** REQUEST **
What follows is a block of records; reproduce all of it verbatim.

Dataset rows:
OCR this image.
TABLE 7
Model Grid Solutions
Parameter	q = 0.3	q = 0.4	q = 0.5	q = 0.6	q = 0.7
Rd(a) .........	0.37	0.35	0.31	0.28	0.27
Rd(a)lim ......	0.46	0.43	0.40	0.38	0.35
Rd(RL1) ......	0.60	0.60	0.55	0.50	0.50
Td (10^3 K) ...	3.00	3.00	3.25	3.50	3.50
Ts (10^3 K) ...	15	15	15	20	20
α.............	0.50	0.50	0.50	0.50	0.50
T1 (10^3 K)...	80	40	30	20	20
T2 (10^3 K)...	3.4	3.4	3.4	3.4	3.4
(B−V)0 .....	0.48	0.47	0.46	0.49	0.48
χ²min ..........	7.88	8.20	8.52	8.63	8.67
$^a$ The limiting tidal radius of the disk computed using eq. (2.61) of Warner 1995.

** ANSWER TO THE EXERCISE **
OCR this image.
TABLE 7
Model Grid Solutions
Parameter	q = 0.3	q = 0.4	q = 0.5	q = 0.6	q = 0.7
Rd(a) .........	0.37	0.35	0.31	0.28	0.27
Rd(a)lim ......	0.46	0.43	0.40	0.38	0.35
Rd(RL1) ......	0.60	0.60	0.55	0.50	0.50
Td (10^3 K) ...	3.00	3.00	3.25	3.50	3.50
Ts (10^3 K) ...	15	15	15	20	20
α.............	0.50	0.50	0.50	0.50	0.50
T1 (10^3 K)...	80	40	30	20	20
T2 (10^3 K)...	3.4	3.4	3.4	3.4	3.4
(B−V)0 .....	0.48	0.47	0.46	0.49	0.48
χ²min ..........	7.88	8.20	8.52	8.63	8.67
$^a$ The limiting tidal radius of the disk computed using eq. (2.61) of Warner 1995.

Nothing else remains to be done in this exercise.